### Your objective
Count every line below that holds the word "life", and give the number with no other words.

### Records of document pages
=-=-=
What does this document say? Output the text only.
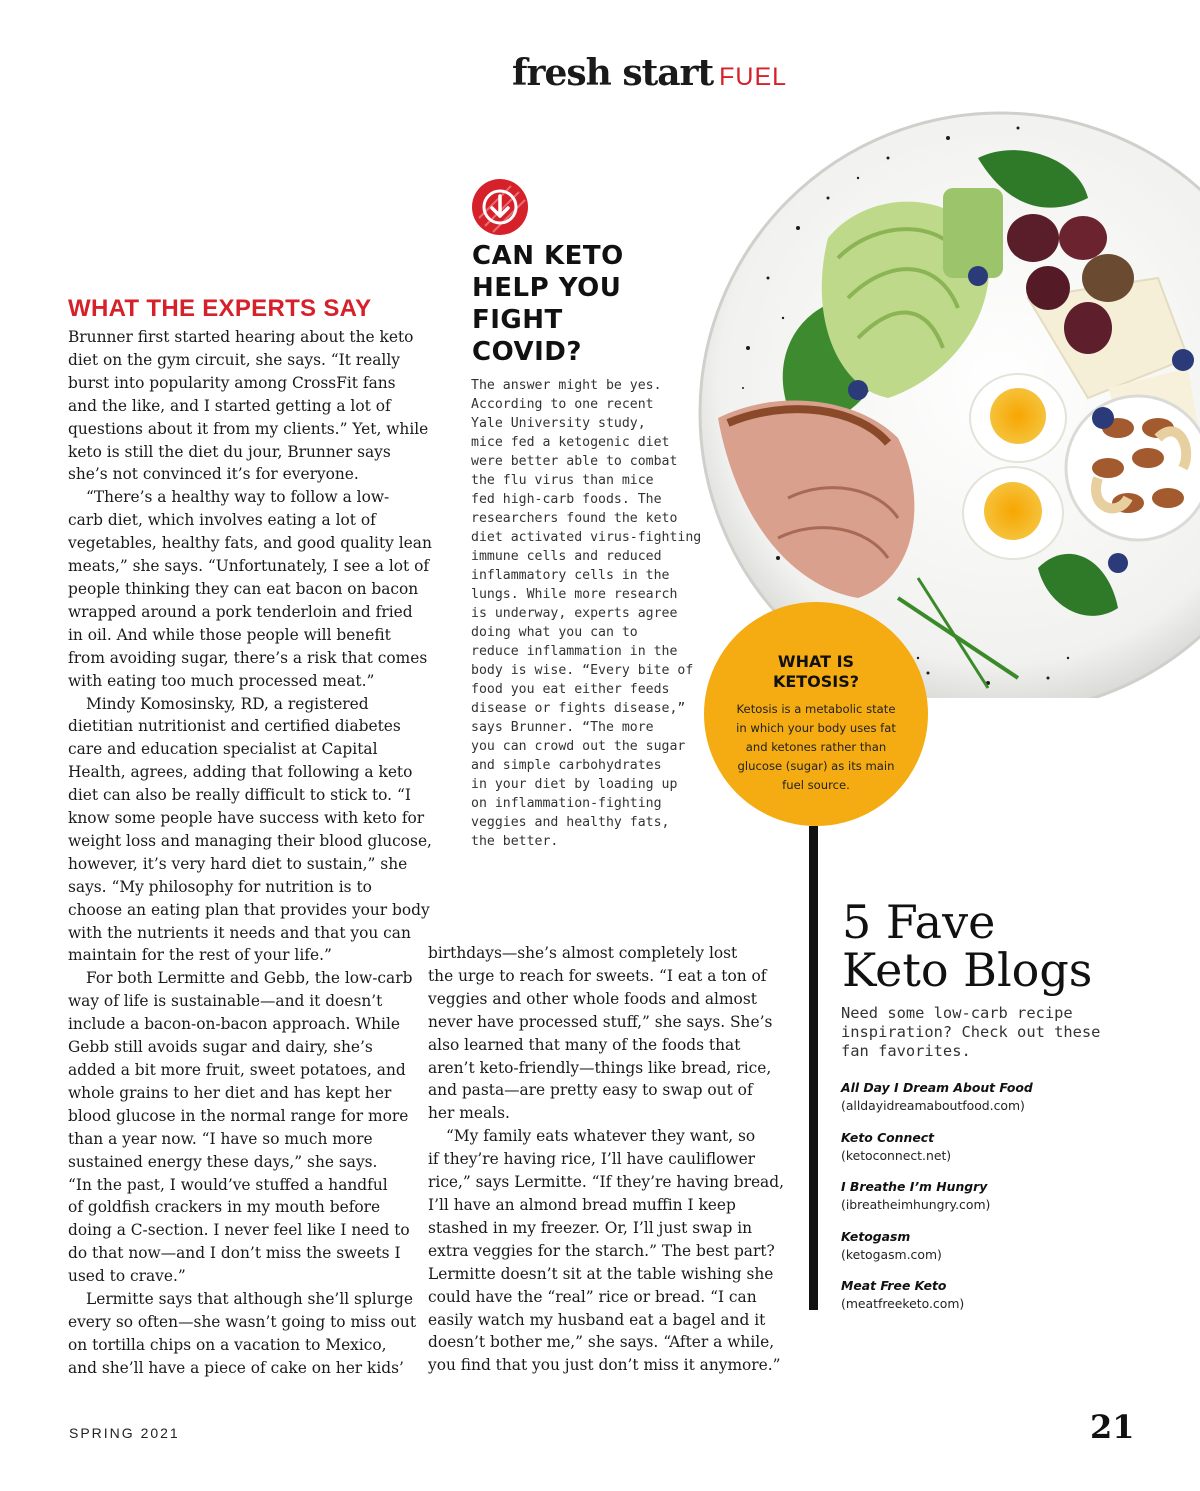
fresh start FUEL
CAN KETO
HELP YOU
FIGHT
COVID?
The answer might be yes.
According to one recent
Yale University study,
mice fed a ketogenic diet
were better able to combat
the flu virus than mice
fed high-carb foods. The
researchers found the keto
diet activated virus-fighting
immune cells and reduced
inflammatory cells in the
lungs. While more research
is underway, experts agree
doing what you can to
reduce inflammation in the
body is wise. “Every bite of
food you eat either feeds
disease or fights disease,”
says Brunner. “The more
you can crowd out the sugar
and simple carbohydrates
in your diet by loading up
on inflammation-fighting
veggies and healthy fats,
the better.
WHAT THE EXPERTS SAY
Brunner first started hearing about the keto
diet on the gym circuit, she says. “It really
burst into popularity among CrossFit fans
and the like, and I started getting a lot of
questions about it from my clients.” Yet, while
keto is still the diet du jour, Brunner says
she’s not convinced it’s for everyone.
“There’s a healthy way to follow a low-
carb diet, which involves eating a lot of
vegetables, healthy fats, and good quality lean
meats,” she says. “Unfortunately, I see a lot of
people thinking they can eat bacon on bacon
wrapped around a pork tenderloin and fried
in oil. And while those people will benefit
from avoiding sugar, there’s a risk that comes
with eating too much processed meat.”
Mindy Komosinsky, RD, a registered
dietitian nutritionist and certified diabetes
care and education specialist at Capital
Health, agrees, adding that following a keto
diet can also be really difficult to stick to. “I
know some people have success with keto for
weight loss and managing their blood glucose,
however, it’s very hard diet to sustain,” she
says. “My philosophy for nutrition is to
choose an eating plan that provides your body
with the nutrients it needs and that you can
maintain for the rest of your life.”
For both Lermitte and Gebb, the low-carb
way of life is sustainable—and it doesn’t
include a bacon-on-bacon approach. While
Gebb still avoids sugar and dairy, she’s
added a bit more fruit, sweet potatoes, and
whole grains to her diet and has kept her
blood glucose in the normal range for more
than a year now. “I have so much more
sustained energy these days,” she says.
“In the past, I would’ve stuffed a handful
of goldfish crackers in my mouth before
doing a C-section. I never feel like I need to
do that now—and I don’t miss the sweets I
used to crave.”
Lermitte says that although she’ll splurge
every so often—she wasn’t going to miss out
on tortilla chips on a vacation to Mexico,
and she’ll have a piece of cake on her kids’
birthdays—she’s almost completely lost
the urge to reach for sweets. “I eat a ton of
veggies and other whole foods and almost
never have processed stuff,” she says. She’s
also learned that many of the foods that
aren’t keto-friendly—things like bread, rice,
and pasta—are pretty easy to swap out of
her meals.
“My family eats whatever they want, so
if they’re having rice, I’ll have cauliflower
rice,” says Lermitte. “If they’re having bread,
I’ll have an almond bread muffin I keep
stashed in my freezer. Or, I’ll just swap in
extra veggies for the starch.” The best part?
Lermitte doesn’t sit at the table wishing she
could have the “real” rice or bread. “I can
easily watch my husband eat a bagel and it
doesn’t bother me,” she says. “After a while,
you find that you just don’t miss it anymore.”
WHAT IS
KETOSIS?
Ketosis is a metabolic state
in which your body uses fat
and ketones rather than
glucose (sugar) as its main
fuel source.
5 Fave
Keto Blogs
Need some low-carb recipe
inspiration? Check out these
fan favorites.
All Day I Dream About Food
(alldayidreamaboutfood.com)
Keto Connect
(ketoconnect.net)
I Breathe I’m Hungry
(ibreatheimhungry.com)
Ketogasm
(ketogasm.com)
Meat Free Keto
(meatfreeketo.com)
SPRING 2021	21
=-=-=
### Exercise answer
2